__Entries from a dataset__
=-=-=

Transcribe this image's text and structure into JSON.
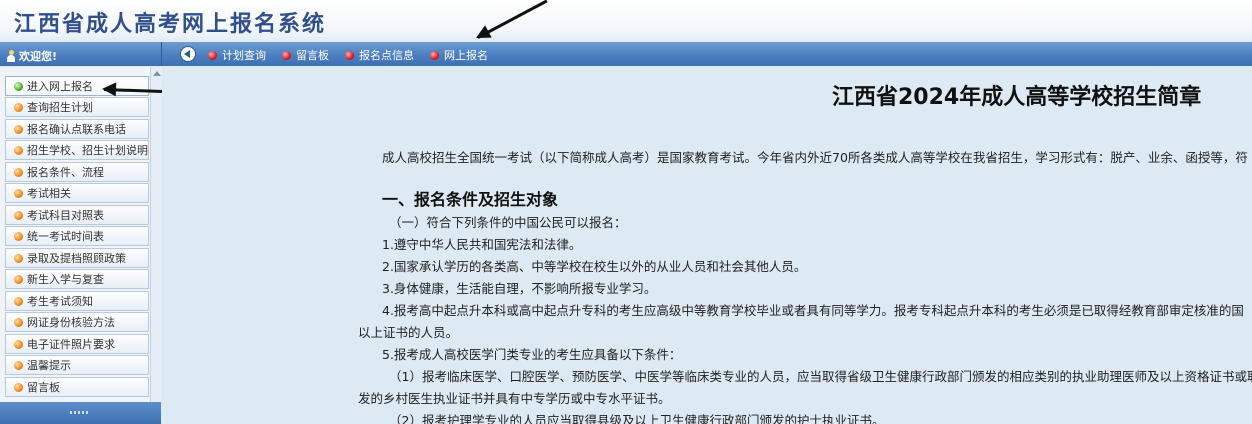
{
  "site_title": "江西省成人高考网上报名系统",
  "left_bar": {
    "welcome": "欢迎您!"
  },
  "top_nav": [
    {
      "label": "计划查询"
    },
    {
      "label": "留言板"
    },
    {
      "label": "报名点信息"
    },
    {
      "label": "网上报名"
    }
  ],
  "sidebar": {
    "items": [
      {
        "label": "进入网上报名",
        "bullet": "green"
      },
      {
        "label": "查询招生计划",
        "bullet": "orange"
      },
      {
        "label": "报名确认点联系电话",
        "bullet": "orange"
      },
      {
        "label": "招生学校、招生计划说明",
        "bullet": "orange"
      },
      {
        "label": "报名条件、流程",
        "bullet": "orange"
      },
      {
        "label": "考试相关",
        "bullet": "orange"
      },
      {
        "label": "考试科目对照表",
        "bullet": "orange"
      },
      {
        "label": "统一考试时间表",
        "bullet": "orange"
      },
      {
        "label": "录取及提档照顾政策",
        "bullet": "orange"
      },
      {
        "label": "新生入学与复查",
        "bullet": "orange"
      },
      {
        "label": "考生考试须知",
        "bullet": "orange"
      },
      {
        "label": "网证身份核验方法",
        "bullet": "orange"
      },
      {
        "label": "电子证件照片要求",
        "bullet": "orange"
      },
      {
        "label": "温馨提示",
        "bullet": "orange"
      },
      {
        "label": "留言板",
        "bullet": "orange"
      }
    ]
  },
  "main": {
    "title": "江西省2024年成人高等学校招生简章",
    "intro": "成人高校招生全国统一考试（以下简称成人高考）是国家教育考试。今年省内外近70所各类成人高等学校在我省招生，学习形式有：脱产、业余、函授等，符",
    "section1_title": "一、报名条件及招生对象",
    "lines": [
      "（一）符合下列条件的中国公民可以报名：",
      "1.遵守中华人民共和国宪法和法律。",
      "2.国家承认学历的各类高、中等学校在校生以外的从业人员和社会其他人员。",
      "3.身体健康，生活能自理，不影响所报专业学习。",
      "4.报考高中起点升本科或高中起点升专科的考生应高级中等教育学校毕业或者具有同等学力。报考专科起点升本科的考生必须是已取得经教育部审定核准的国",
      "以上证书的人员。",
      "5.报考成人高校医学门类专业的考生应具备以下条件：",
      "（1）报考临床医学、口腔医学、预防医学、中医学等临床类专业的人员，应当取得省级卫生健康行政部门颁发的相应类别的执业助理医师及以上资格证书或取",
      "发的乡村医生执业证书并具有中专学历或中专水平证书。",
      "（2）报考护理学专业的人员应当取得县级及以上卫生健康行政部门颁发的护士执业证书。"
    ]
  },
  "colors": {
    "nav_bar": "#4b7fc0",
    "page_bg": "#dde9f3",
    "title_blue": "#2f4f8f",
    "active_bullet": "#4caf2a",
    "bullet": "#f28a1c",
    "nav_dot": "#d91c1c"
  }
}
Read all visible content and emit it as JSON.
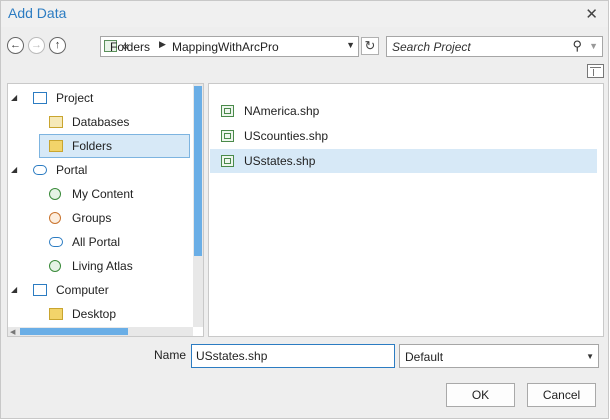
{
  "dialog": {
    "title": "Add Data",
    "close_glyph": "✕"
  },
  "nav": {
    "back_glyph": "←",
    "forward_glyph": "→",
    "up_glyph": "↑"
  },
  "path": {
    "chevron": "«",
    "segments": [
      "Folders",
      "MappingWithArcPro"
    ],
    "separator": "▶",
    "dropdown_glyph": "▼"
  },
  "refresh_glyph": "↻",
  "search": {
    "placeholder": "Search Project",
    "icon_glyph": "⚲",
    "dropdown_glyph": "▼"
  },
  "tree": {
    "expanded_glyph": "◢",
    "items": [
      {
        "label": "Project",
        "icon": "project-icon",
        "level": 0
      },
      {
        "label": "Databases",
        "icon": "database-folder-icon",
        "level": 1
      },
      {
        "label": "Folders",
        "icon": "folder-icon",
        "level": 1,
        "selected": true
      },
      {
        "label": "Portal",
        "icon": "cloud-icon",
        "level": 0
      },
      {
        "label": "My Content",
        "icon": "my-content-icon",
        "level": 1
      },
      {
        "label": "Groups",
        "icon": "groups-icon",
        "level": 1
      },
      {
        "label": "All Portal",
        "icon": "cloud-icon",
        "level": 1
      },
      {
        "label": "Living Atlas",
        "icon": "living-atlas-icon",
        "level": 1
      },
      {
        "label": "Computer",
        "icon": "computer-icon",
        "level": 0
      },
      {
        "label": "Desktop",
        "icon": "folder-icon",
        "level": 1
      }
    ]
  },
  "files": [
    {
      "name": "NAmerica.shp",
      "icon": "shapefile-icon"
    },
    {
      "name": "UScounties.shp",
      "icon": "shapefile-icon"
    },
    {
      "name": "USstates.shp",
      "icon": "shapefile-icon",
      "selected": true
    }
  ],
  "footer": {
    "name_label": "Name",
    "name_value": "USstates.shp",
    "filter_value": "Default",
    "filter_dropdown_glyph": "▼",
    "ok_label": "OK",
    "cancel_label": "Cancel"
  },
  "colors": {
    "accent": "#2c7cc2",
    "selection": "#d7e9f7",
    "scroll_thumb": "#6aaee6"
  }
}
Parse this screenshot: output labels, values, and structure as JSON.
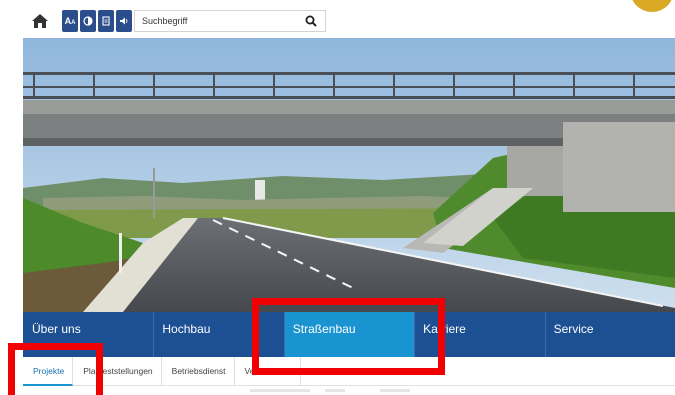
{
  "search": {
    "placeholder": "Suchbegriff"
  },
  "accessibility": {
    "font_size_label": "A",
    "font_size_sub": "A"
  },
  "icons": {
    "home": "home-icon",
    "font_size": "font-size-icon",
    "contrast": "contrast-icon",
    "document": "document-icon",
    "audio": "speaker-icon",
    "search": "search-icon"
  },
  "main_nav": {
    "items": [
      {
        "label": "Über uns"
      },
      {
        "label": "Hochbau"
      },
      {
        "label": "Straßenbau"
      },
      {
        "label": "Karriere"
      },
      {
        "label": "Service"
      }
    ],
    "active": "Straßenbau"
  },
  "sub_nav": {
    "items": [
      {
        "label": "Projekte"
      },
      {
        "label": "Planfeststellungen"
      },
      {
        "label": "Betriebsdienst"
      },
      {
        "label": "Verkehrsinfo"
      }
    ],
    "active": "Projekte"
  },
  "colors": {
    "nav_bg": "#1d4f93",
    "nav_active": "#1a93d1",
    "accessibility_btn": "#2b4d8c",
    "highlight": "#f00000"
  }
}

=-=-=

Copy the listing over exactly, skipping the pictures it holds.

Transcribe this image's text and structure into JSON.
{
  "site_title": "江西省成人高考网上报名系统",
  "left_bar": {
    "welcome": "欢迎您!"
  },
  "top_nav": [
    {
      "label": "计划查询"
    },
    {
      "label": "留言板"
    },
    {
      "label": "报名点信息"
    },
    {
      "label": "网上报名"
    }
  ],
  "sidebar": {
    "items": [
      {
        "label": "进入网上报名",
        "bullet": "green"
      },
      {
        "label": "查询招生计划",
        "bullet": "orange"
      },
      {
        "label": "报名确认点联系电话",
        "bullet": "orange"
      },
      {
        "label": "招生学校、招生计划说明",
        "bullet": "orange"
      },
      {
        "label": "报名条件、流程",
        "bullet": "orange"
      },
      {
        "label": "考试相关",
        "bullet": "orange"
      },
      {
        "label": "考试科目对照表",
        "bullet": "orange"
      },
      {
        "label": "统一考试时间表",
        "bullet": "orange"
      },
      {
        "label": "录取及提档照顾政策",
        "bullet": "orange"
      },
      {
        "label": "新生入学与复查",
        "bullet": "orange"
      },
      {
        "label": "考生考试须知",
        "bullet": "orange"
      },
      {
        "label": "网证身份核验方法",
        "bullet": "orange"
      },
      {
        "label": "电子证件照片要求",
        "bullet": "orange"
      },
      {
        "label": "温馨提示",
        "bullet": "orange"
      },
      {
        "label": "留言板",
        "bullet": "orange"
      }
    ]
  },
  "main": {
    "title": "江西省2024年成人高等学校招生简章",
    "intro": "成人高校招生全国统一考试（以下简称成人高考）是国家教育考试。今年省内外近70所各类成人高等学校在我省招生，学习形式有：脱产、业余、函授等，符",
    "section1_title": "一、报名条件及招生对象",
    "lines": [
      "（一）符合下列条件的中国公民可以报名：",
      "1.遵守中华人民共和国宪法和法律。",
      "2.国家承认学历的各类高、中等学校在校生以外的从业人员和社会其他人员。",
      "3.身体健康，生活能自理，不影响所报专业学习。",
      "4.报考高中起点升本科或高中起点升专科的考生应高级中等教育学校毕业或者具有同等学力。报考专科起点升本科的考生必须是已取得经教育部审定核准的国",
      "以上证书的人员。",
      "5.报考成人高校医学门类专业的考生应具备以下条件：",
      "（1）报考临床医学、口腔医学、预防医学、中医学等临床类专业的人员，应当取得省级卫生健康行政部门颁发的相应类别的执业助理医师及以上资格证书或取",
      "发的乡村医生执业证书并具有中专学历或中专水平证书。",
      "（2）报考护理学专业的人员应当取得县级及以上卫生健康行政部门颁发的护士执业证书。"
    ]
  },
  "colors": {
    "nav_bar": "#4b7fc0",
    "page_bg": "#dde9f3",
    "title_blue": "#2f4f8f",
    "active_bullet": "#4caf2a",
    "bullet": "#f28a1c",
    "nav_dot": "#d91c1c"
  }
}
Read all visible content and emit it as JSON.
{
  "dialog": {
    "title": "Add Data",
    "close_glyph": "✕"
  },
  "nav": {
    "back_glyph": "←",
    "forward_glyph": "→",
    "up_glyph": "↑"
  },
  "path": {
    "chevron": "«",
    "segments": [
      "Folders",
      "MappingWithArcPro"
    ],
    "separator": "▶",
    "dropdown_glyph": "▼"
  },
  "refresh_glyph": "↻",
  "search": {
    "placeholder": "Search Project",
    "icon_glyph": "⚲",
    "dropdown_glyph": "▼"
  },
  "tree": {
    "expanded_glyph": "◢",
    "items": [
      {
        "label": "Project",
        "icon": "project-icon",
        "level": 0
      },
      {
        "label": "Databases",
        "icon": "database-folder-icon",
        "level": 1
      },
      {
        "label": "Folders",
        "icon": "folder-icon",
        "level": 1,
        "selected": true
      },
      {
        "label": "Portal",
        "icon": "cloud-icon",
        "level": 0
      },
      {
        "label": "My Content",
        "icon": "my-content-icon",
        "level": 1
      },
      {
        "label": "Groups",
        "icon": "groups-icon",
        "level": 1
      },
      {
        "label": "All Portal",
        "icon": "cloud-icon",
        "level": 1
      },
      {
        "label": "Living Atlas",
        "icon": "living-atlas-icon",
        "level": 1
      },
      {
        "label": "Computer",
        "icon": "computer-icon",
        "level": 0
      },
      {
        "label": "Desktop",
        "icon": "folder-icon",
        "level": 1
      }
    ]
  },
  "files": [
    {
      "name": "NAmerica.shp",
      "icon": "shapefile-icon"
    },
    {
      "name": "UScounties.shp",
      "icon": "shapefile-icon"
    },
    {
      "name": "USstates.shp",
      "icon": "shapefile-icon",
      "selected": true
    }
  ],
  "footer": {
    "name_label": "Name",
    "name_value": "USstates.shp",
    "filter_value": "Default",
    "filter_dropdown_glyph": "▼",
    "ok_label": "OK",
    "cancel_label": "Cancel"
  },
  "colors": {
    "accent": "#2c7cc2",
    "selection": "#d7e9f7",
    "scroll_thumb": "#6aaee6"
  }
}
Parse this screenshot: output labels, values, and structure as JSON.
{
  "search": {
    "placeholder": "Suchbegriff"
  },
  "accessibility": {
    "font_size_label": "A",
    "font_size_sub": "A"
  },
  "icons": {
    "home": "home-icon",
    "font_size": "font-size-icon",
    "contrast": "contrast-icon",
    "document": "document-icon",
    "audio": "speaker-icon",
    "search": "search-icon"
  },
  "main_nav": {
    "items": [
      {
        "label": "Über uns"
      },
      {
        "label": "Hochbau"
      },
      {
        "label": "Straßenbau"
      },
      {
        "label": "Karriere"
      },
      {
        "label": "Service"
      }
    ],
    "active": "Straßenbau"
  },
  "sub_nav": {
    "items": [
      {
        "label": "Projekte"
      },
      {
        "label": "Planfeststellungen"
      },
      {
        "label": "Betriebsdienst"
      },
      {
        "label": "Verkehrsinfo"
      }
    ],
    "active": "Projekte"
  },
  "colors": {
    "nav_bg": "#1d4f93",
    "nav_active": "#1a93d1",
    "accessibility_btn": "#2b4d8c",
    "highlight": "#f00000"
  }
}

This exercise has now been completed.